Recorded data:

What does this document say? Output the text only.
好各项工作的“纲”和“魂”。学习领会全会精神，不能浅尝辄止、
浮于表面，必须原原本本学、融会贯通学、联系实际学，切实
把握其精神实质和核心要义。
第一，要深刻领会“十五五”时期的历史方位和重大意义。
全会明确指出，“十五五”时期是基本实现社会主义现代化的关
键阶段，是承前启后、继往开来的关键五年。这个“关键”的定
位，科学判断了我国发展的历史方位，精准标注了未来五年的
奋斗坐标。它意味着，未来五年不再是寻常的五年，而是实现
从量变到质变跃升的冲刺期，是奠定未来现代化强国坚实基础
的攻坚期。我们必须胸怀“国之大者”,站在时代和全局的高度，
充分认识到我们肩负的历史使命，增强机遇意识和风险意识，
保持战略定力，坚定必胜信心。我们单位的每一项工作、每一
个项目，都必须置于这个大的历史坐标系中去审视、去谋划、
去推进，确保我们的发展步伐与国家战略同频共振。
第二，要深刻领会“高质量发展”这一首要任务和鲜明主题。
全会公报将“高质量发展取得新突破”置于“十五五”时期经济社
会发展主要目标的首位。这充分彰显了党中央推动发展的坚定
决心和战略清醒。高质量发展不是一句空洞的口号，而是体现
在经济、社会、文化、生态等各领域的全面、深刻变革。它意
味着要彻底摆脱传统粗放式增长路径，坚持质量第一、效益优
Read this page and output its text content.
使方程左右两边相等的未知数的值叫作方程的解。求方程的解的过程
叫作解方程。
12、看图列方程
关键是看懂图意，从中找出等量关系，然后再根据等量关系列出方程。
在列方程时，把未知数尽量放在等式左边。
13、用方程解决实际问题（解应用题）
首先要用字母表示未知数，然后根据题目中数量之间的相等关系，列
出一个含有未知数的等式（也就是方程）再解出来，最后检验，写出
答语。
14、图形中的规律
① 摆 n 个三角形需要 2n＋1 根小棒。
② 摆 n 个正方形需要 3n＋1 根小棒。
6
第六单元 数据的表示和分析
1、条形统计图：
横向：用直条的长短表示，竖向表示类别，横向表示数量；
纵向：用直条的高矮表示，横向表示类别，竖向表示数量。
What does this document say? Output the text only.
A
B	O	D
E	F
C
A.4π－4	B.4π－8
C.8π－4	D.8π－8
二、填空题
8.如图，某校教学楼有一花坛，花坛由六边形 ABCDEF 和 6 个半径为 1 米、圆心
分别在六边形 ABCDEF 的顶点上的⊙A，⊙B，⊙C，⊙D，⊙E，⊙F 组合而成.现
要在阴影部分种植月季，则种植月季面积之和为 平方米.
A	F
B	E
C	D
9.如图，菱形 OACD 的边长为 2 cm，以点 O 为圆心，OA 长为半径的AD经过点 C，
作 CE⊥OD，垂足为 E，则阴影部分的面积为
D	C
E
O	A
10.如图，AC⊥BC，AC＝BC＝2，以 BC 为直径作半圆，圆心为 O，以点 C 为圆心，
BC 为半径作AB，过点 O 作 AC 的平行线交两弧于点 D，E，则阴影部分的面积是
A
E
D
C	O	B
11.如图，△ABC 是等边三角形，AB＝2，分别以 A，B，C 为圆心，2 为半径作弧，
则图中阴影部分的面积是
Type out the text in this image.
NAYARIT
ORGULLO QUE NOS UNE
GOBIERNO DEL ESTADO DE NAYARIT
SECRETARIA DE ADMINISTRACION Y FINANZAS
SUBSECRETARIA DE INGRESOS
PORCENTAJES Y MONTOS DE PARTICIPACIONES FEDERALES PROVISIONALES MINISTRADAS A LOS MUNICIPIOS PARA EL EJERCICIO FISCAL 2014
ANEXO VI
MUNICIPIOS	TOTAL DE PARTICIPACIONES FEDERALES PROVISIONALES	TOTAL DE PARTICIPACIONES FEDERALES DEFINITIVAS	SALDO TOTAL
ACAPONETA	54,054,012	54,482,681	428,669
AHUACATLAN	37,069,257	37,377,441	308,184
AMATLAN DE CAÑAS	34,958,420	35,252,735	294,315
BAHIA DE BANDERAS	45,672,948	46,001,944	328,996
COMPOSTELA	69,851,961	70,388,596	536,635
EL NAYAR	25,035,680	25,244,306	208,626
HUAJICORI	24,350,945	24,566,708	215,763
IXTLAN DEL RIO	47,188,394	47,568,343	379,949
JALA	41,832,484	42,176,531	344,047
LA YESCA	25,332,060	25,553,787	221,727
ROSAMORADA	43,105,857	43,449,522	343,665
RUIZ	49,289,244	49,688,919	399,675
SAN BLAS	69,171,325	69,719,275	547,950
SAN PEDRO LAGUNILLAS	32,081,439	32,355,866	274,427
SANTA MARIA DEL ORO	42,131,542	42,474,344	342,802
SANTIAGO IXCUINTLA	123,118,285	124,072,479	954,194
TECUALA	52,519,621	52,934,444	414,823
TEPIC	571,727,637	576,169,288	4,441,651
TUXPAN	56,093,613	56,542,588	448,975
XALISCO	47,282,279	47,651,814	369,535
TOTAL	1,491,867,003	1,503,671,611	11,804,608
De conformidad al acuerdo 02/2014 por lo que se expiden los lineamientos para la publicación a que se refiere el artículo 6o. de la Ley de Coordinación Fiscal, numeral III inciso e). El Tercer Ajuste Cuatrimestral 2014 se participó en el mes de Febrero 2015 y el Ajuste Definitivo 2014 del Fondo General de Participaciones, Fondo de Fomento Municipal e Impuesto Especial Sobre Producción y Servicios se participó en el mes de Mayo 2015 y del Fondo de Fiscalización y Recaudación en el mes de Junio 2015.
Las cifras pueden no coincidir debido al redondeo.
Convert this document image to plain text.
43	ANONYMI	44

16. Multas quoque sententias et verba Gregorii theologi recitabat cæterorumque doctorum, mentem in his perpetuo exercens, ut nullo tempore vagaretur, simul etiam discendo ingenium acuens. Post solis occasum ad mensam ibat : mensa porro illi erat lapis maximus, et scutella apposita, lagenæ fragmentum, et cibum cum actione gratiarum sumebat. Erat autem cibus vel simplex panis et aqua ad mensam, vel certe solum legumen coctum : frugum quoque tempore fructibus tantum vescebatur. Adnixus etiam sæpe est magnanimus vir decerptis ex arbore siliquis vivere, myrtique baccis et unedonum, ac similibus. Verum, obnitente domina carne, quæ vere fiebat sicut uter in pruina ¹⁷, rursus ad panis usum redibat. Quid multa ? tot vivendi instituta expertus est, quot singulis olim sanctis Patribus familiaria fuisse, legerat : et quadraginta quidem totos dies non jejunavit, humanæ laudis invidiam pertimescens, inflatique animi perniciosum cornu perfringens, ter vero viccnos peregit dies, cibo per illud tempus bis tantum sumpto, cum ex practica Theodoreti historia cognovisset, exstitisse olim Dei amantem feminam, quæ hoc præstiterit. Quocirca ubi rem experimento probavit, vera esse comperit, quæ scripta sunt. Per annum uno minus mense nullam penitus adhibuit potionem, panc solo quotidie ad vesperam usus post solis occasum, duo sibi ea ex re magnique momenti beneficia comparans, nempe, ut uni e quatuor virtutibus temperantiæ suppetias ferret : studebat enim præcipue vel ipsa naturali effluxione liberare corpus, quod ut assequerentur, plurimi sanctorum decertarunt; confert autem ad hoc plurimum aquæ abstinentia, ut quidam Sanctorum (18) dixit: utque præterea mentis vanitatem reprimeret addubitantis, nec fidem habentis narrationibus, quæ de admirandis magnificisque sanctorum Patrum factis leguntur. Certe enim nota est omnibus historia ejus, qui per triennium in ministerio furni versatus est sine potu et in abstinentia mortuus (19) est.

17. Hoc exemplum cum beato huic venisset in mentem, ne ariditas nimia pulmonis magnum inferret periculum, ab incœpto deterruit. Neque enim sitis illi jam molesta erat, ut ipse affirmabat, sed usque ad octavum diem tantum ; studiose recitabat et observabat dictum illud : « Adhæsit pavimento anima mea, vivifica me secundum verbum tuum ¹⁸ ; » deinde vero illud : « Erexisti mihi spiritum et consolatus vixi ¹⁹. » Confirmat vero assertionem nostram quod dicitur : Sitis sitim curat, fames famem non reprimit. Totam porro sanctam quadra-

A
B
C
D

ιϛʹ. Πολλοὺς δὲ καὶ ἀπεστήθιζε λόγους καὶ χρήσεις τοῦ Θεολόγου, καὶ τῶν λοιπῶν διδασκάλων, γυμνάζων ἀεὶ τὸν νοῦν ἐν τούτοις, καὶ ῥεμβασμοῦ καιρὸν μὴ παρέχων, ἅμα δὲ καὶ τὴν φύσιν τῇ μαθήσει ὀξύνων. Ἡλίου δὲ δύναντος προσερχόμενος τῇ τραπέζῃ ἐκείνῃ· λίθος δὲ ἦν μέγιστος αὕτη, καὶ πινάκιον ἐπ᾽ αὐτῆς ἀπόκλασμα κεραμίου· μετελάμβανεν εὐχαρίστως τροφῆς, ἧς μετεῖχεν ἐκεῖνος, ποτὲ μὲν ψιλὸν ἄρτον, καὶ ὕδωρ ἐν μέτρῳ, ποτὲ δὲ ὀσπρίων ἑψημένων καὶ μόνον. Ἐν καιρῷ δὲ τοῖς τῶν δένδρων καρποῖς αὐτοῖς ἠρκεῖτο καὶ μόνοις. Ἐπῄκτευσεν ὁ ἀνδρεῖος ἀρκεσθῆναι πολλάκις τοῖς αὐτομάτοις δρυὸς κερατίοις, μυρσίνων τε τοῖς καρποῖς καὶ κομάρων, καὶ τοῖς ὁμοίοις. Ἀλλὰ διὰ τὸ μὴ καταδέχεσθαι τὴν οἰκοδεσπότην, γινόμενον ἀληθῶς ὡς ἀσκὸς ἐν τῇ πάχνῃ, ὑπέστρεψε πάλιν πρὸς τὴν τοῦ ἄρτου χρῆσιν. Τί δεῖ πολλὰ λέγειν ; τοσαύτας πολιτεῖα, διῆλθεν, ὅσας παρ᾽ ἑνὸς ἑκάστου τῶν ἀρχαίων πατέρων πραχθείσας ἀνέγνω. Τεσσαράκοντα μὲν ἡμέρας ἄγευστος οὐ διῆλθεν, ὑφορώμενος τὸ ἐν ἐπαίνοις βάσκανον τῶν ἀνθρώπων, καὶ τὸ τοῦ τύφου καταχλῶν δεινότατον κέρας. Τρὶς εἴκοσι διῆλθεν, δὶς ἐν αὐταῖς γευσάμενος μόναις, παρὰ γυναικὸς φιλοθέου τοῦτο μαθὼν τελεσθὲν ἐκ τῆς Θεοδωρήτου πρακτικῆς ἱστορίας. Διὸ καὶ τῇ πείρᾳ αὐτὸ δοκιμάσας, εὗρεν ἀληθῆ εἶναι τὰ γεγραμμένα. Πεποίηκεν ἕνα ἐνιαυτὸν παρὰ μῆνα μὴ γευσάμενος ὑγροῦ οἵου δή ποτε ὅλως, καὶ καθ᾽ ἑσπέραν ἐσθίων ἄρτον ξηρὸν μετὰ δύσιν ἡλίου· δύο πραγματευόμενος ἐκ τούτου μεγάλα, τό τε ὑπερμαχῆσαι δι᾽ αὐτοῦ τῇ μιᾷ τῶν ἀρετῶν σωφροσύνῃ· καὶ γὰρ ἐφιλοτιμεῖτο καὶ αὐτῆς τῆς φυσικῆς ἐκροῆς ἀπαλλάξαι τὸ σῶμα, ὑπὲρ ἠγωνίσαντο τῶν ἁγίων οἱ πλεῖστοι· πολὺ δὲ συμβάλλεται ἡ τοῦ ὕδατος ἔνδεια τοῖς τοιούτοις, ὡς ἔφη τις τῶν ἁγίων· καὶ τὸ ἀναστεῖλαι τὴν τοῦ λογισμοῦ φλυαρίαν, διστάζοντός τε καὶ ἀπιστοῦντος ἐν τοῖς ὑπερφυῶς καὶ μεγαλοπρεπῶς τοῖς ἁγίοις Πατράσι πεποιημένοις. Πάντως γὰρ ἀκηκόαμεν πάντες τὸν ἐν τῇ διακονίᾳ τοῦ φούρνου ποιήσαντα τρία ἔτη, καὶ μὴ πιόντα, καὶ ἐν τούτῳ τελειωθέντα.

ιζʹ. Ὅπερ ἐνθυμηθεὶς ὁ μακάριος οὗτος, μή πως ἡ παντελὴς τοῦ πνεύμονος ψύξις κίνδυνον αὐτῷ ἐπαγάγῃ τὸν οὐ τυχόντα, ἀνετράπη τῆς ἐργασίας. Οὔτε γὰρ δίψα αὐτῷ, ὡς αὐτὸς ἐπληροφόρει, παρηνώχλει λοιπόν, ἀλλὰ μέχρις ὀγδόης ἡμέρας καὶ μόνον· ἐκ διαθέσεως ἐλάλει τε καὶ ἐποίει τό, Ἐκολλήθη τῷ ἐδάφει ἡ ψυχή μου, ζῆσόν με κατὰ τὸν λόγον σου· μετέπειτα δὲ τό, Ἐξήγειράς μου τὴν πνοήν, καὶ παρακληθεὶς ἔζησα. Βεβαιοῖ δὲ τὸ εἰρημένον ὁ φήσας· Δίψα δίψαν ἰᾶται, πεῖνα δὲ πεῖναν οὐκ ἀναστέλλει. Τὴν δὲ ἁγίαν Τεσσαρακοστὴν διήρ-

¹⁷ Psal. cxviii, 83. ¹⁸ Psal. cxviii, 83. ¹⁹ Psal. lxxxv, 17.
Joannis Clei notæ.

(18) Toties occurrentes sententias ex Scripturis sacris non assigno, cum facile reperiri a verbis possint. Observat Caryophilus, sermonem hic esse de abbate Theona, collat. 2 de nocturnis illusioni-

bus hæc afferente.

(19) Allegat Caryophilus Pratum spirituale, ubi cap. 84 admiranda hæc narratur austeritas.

=== Your goal ===
List every line above that holds the word "MUNICIPIOS".

=== Answer for the task ===
PORCENTAJES Y MONTOS DE PARTICIPACIONES FEDERALES PROVISIONALES MINISTRADAS A LOS MUNICIPIOS PARA EL EJERCICIO FISCAL 2014
MUNICIPIOS	TOTAL DE PARTICIPACIONES FEDERALES PROVISIONALES	TOTAL DE PARTICIPACIONES FEDERALES DEFINITIVAS	SALDO TOTAL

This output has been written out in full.